Begin Task inputs

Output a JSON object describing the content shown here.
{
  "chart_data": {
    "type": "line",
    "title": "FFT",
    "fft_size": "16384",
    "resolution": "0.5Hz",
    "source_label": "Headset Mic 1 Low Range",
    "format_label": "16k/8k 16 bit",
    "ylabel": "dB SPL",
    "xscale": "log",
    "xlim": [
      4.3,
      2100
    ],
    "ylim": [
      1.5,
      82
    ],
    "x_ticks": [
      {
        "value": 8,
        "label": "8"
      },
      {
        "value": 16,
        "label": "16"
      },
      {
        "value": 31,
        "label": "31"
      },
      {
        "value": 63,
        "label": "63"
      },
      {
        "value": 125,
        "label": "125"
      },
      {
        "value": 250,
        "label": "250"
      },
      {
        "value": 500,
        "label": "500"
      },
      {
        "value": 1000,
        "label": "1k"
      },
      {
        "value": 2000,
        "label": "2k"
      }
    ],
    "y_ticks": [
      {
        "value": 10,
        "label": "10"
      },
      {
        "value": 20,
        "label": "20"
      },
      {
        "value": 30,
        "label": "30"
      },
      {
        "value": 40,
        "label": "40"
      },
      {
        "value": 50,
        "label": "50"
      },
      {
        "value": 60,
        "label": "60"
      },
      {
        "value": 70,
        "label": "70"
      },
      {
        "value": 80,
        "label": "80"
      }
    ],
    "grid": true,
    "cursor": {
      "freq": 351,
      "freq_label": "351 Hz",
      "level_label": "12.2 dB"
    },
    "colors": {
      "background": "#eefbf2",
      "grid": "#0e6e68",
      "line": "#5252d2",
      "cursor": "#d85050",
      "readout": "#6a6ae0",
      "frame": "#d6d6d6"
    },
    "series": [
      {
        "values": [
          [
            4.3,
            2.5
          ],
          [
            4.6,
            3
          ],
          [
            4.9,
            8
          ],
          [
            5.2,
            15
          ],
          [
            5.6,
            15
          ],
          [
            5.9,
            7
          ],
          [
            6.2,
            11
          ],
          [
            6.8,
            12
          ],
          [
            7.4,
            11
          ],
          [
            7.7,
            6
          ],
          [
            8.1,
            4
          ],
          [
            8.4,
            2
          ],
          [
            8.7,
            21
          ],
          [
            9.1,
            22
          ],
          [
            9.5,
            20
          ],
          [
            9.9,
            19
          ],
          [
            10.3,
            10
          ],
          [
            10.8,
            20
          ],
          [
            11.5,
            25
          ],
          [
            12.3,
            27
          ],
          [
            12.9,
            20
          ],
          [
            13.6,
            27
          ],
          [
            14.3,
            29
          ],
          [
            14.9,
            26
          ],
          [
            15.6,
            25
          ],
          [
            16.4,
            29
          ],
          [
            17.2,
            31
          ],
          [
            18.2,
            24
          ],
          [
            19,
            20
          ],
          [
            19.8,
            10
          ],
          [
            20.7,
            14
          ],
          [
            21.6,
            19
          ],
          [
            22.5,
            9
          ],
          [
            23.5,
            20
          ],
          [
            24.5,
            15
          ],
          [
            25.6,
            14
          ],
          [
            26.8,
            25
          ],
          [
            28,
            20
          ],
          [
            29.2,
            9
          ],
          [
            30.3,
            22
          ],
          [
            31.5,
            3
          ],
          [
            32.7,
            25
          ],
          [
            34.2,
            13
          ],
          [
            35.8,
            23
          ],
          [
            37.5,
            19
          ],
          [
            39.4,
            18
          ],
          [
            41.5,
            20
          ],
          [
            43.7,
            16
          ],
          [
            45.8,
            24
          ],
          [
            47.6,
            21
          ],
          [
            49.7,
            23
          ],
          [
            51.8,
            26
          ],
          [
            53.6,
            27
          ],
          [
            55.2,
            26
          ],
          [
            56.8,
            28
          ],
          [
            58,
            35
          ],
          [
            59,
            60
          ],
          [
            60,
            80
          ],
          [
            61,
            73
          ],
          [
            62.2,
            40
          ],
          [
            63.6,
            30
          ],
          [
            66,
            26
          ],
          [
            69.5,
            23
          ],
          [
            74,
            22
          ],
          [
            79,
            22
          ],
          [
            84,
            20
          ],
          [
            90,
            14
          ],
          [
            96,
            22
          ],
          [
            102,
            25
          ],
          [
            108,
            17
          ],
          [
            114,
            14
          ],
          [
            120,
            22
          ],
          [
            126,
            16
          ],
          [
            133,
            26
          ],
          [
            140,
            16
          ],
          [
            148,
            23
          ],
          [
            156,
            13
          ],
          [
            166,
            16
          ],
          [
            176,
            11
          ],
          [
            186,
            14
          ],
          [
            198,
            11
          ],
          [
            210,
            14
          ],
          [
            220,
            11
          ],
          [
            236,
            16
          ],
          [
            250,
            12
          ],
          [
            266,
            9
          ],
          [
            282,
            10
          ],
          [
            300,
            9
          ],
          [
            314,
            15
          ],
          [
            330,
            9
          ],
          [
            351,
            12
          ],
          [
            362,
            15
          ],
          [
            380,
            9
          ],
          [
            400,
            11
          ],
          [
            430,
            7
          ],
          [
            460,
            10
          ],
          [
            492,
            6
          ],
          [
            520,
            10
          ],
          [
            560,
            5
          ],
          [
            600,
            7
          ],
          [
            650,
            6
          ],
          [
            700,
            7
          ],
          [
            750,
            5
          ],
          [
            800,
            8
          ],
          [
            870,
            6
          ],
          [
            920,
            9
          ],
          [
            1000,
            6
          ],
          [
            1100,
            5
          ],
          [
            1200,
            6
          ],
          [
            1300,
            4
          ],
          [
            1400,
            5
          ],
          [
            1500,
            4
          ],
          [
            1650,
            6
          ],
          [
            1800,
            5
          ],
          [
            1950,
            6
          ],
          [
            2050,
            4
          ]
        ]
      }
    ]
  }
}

End Task inputs

Work required — Return every record, word for word.

Output of the task —
Output a JSON object describing the content shown here.
{
  "chart_data": {
    "type": "line",
    "title": "FFT",
    "fft_size": "16384",
    "resolution": "0.5Hz",
    "source_label": "Headset Mic 1 Low Range",
    "format_label": "16k/8k 16 bit",
    "ylabel": "dB SPL",
    "xscale": "log",
    "xlim": [
      4.3,
      2100
    ],
    "ylim": [
      1.5,
      82
    ],
    "x_ticks": [
      {
        "value": 8,
        "label": "8"
      },
      {
        "value": 16,
        "label": "16"
      },
      {
        "value": 31,
        "label": "31"
      },
      {
        "value": 63,
        "label": "63"
      },
      {
        "value": 125,
        "label": "125"
      },
      {
        "value": 250,
        "label": "250"
      },
      {
        "value": 500,
        "label": "500"
      },
      {
        "value": 1000,
        "label": "1k"
      },
      {
        "value": 2000,
        "label": "2k"
      }
    ],
    "y_ticks": [
      {
        "value": 10,
        "label": "10"
      },
      {
        "value": 20,
        "label": "20"
      },
      {
        "value": 30,
        "label": "30"
      },
      {
        "value": 40,
        "label": "40"
      },
      {
        "value": 50,
        "label": "50"
      },
      {
        "value": 60,
        "label": "60"
      },
      {
        "value": 70,
        "label": "70"
      },
      {
        "value": 80,
        "label": "80"
      }
    ],
    "grid": true,
    "cursor": {
      "freq": 351,
      "freq_label": "351 Hz",
      "level_label": "12.2 dB"
    },
    "colors": {
      "background": "#eefbf2",
      "grid": "#0e6e68",
      "line": "#5252d2",
      "cursor": "#d85050",
      "readout": "#6a6ae0",
      "frame": "#d6d6d6"
    },
    "series": [
      {
        "values": [
          [
            4.3,
            2.5
          ],
          [
            4.6,
            3
          ],
          [
            4.9,
            8
          ],
          [
            5.2,
            15
          ],
          [
            5.6,
            15
          ],
          [
            5.9,
            7
          ],
          [
            6.2,
            11
          ],
          [
            6.8,
            12
          ],
          [
            7.4,
            11
          ],
          [
            7.7,
            6
          ],
          [
            8.1,
            4
          ],
          [
            8.4,
            2
          ],
          [
            8.7,
            21
          ],
          [
            9.1,
            22
          ],
          [
            9.5,
            20
          ],
          [
            9.9,
            19
          ],
          [
            10.3,
            10
          ],
          [
            10.8,
            20
          ],
          [
            11.5,
            25
          ],
          [
            12.3,
            27
          ],
          [
            12.9,
            20
          ],
          [
            13.6,
            27
          ],
          [
            14.3,
            29
          ],
          [
            14.9,
            26
          ],
          [
            15.6,
            25
          ],
          [
            16.4,
            29
          ],
          [
            17.2,
            31
          ],
          [
            18.2,
            24
          ],
          [
            19,
            20
          ],
          [
            19.8,
            10
          ],
          [
            20.7,
            14
          ],
          [
            21.6,
            19
          ],
          [
            22.5,
            9
          ],
          [
            23.5,
            20
          ],
          [
            24.5,
            15
          ],
          [
            25.6,
            14
          ],
          [
            26.8,
            25
          ],
          [
            28,
            20
          ],
          [
            29.2,
            9
          ],
          [
            30.3,
            22
          ],
          [
            31.5,
            3
          ],
          [
            32.7,
            25
          ],
          [
            34.2,
            13
          ],
          [
            35.8,
            23
          ],
          [
            37.5,
            19
          ],
          [
            39.4,
            18
          ],
          [
            41.5,
            20
          ],
          [
            43.7,
            16
          ],
          [
            45.8,
            24
          ],
          [
            47.6,
            21
          ],
          [
            49.7,
            23
          ],
          [
            51.8,
            26
          ],
          [
            53.6,
            27
          ],
          [
            55.2,
            26
          ],
          [
            56.8,
            28
          ],
          [
            58,
            35
          ],
          [
            59,
            60
          ],
          [
            60,
            80
          ],
          [
            61,
            73
          ],
          [
            62.2,
            40
          ],
          [
            63.6,
            30
          ],
          [
            66,
            26
          ],
          [
            69.5,
            23
          ],
          [
            74,
            22
          ],
          [
            79,
            22
          ],
          [
            84,
            20
          ],
          [
            90,
            14
          ],
          [
            96,
            22
          ],
          [
            102,
            25
          ],
          [
            108,
            17
          ],
          [
            114,
            14
          ],
          [
            120,
            22
          ],
          [
            126,
            16
          ],
          [
            133,
            26
          ],
          [
            140,
            16
          ],
          [
            148,
            23
          ],
          [
            156,
            13
          ],
          [
            166,
            16
          ],
          [
            176,
            11
          ],
          [
            186,
            14
          ],
          [
            198,
            11
          ],
          [
            210,
            14
          ],
          [
            220,
            11
          ],
          [
            236,
            16
          ],
          [
            250,
            12
          ],
          [
            266,
            9
          ],
          [
            282,
            10
          ],
          [
            300,
            9
          ],
          [
            314,
            15
          ],
          [
            330,
            9
          ],
          [
            351,
            12
          ],
          [
            362,
            15
          ],
          [
            380,
            9
          ],
          [
            400,
            11
          ],
          [
            430,
            7
          ],
          [
            460,
            10
          ],
          [
            492,
            6
          ],
          [
            520,
            10
          ],
          [
            560,
            5
          ],
          [
            600,
            7
          ],
          [
            650,
            6
          ],
          [
            700,
            7
          ],
          [
            750,
            5
          ],
          [
            800,
            8
          ],
          [
            870,
            6
          ],
          [
            920,
            9
          ],
          [
            1000,
            6
          ],
          [
            1100,
            5
          ],
          [
            1200,
            6
          ],
          [
            1300,
            4
          ],
          [
            1400,
            5
          ],
          [
            1500,
            4
          ],
          [
            1650,
            6
          ],
          [
            1800,
            5
          ],
          [
            1950,
            6
          ],
          [
            2050,
            4
          ]
        ]
      }
    ]
  }
}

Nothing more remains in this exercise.